Dataset listings of figures:
-- Start --

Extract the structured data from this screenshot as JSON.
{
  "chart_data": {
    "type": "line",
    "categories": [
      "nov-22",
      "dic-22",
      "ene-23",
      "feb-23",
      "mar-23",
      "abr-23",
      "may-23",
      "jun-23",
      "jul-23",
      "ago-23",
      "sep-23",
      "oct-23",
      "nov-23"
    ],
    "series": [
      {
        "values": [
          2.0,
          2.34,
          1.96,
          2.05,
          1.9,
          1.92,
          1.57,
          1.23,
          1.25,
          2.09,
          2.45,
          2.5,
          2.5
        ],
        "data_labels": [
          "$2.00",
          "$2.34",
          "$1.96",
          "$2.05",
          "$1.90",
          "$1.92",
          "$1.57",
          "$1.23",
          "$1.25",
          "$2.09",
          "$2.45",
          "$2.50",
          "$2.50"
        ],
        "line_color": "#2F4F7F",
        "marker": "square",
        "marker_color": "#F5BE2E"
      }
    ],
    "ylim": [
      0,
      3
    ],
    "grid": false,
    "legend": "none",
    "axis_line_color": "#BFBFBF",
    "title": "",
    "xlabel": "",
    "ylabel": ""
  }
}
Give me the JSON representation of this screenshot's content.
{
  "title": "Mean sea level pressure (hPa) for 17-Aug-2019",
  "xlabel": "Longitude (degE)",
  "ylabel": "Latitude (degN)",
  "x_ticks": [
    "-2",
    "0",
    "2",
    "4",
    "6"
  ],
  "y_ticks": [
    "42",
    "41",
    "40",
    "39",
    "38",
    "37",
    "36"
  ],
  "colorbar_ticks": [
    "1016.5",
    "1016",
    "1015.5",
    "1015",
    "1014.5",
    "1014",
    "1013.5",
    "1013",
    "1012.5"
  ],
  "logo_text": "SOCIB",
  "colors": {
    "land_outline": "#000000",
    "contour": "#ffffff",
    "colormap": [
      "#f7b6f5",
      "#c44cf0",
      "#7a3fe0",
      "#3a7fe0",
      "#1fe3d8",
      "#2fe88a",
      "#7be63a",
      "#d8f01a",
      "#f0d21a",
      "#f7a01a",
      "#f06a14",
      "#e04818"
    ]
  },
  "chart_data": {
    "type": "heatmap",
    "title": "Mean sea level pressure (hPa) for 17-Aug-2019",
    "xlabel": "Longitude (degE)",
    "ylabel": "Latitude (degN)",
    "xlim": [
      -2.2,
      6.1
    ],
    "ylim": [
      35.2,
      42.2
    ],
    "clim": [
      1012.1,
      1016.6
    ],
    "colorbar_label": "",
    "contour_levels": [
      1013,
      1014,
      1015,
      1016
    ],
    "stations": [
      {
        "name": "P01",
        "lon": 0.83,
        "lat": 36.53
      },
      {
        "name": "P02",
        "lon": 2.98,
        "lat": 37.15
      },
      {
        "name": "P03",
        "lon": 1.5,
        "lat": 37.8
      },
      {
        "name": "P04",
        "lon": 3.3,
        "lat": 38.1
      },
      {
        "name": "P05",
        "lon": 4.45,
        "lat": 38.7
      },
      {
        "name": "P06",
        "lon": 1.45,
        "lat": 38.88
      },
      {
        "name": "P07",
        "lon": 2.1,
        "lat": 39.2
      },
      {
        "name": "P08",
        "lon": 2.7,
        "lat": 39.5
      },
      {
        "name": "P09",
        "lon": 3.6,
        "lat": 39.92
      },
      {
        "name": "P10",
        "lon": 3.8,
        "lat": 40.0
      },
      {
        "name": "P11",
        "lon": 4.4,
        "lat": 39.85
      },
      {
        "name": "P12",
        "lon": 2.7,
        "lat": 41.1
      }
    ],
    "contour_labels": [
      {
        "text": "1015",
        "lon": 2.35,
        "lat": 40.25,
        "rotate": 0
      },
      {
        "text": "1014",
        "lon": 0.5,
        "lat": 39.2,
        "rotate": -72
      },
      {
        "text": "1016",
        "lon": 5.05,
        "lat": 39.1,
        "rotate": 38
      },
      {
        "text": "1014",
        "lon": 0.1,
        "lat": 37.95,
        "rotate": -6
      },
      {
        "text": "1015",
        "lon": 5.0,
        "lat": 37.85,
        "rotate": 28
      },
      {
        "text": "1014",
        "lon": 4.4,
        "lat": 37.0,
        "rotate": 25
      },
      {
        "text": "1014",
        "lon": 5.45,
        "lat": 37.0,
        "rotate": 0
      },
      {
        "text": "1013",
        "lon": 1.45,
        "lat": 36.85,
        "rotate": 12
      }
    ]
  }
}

-- End --

Problem details: Write out every line of the entries that holds the word "this".

Result of the task:
Extract the structured data from this screenshot as JSON.
Give me the JSON representation of this screenshot's content.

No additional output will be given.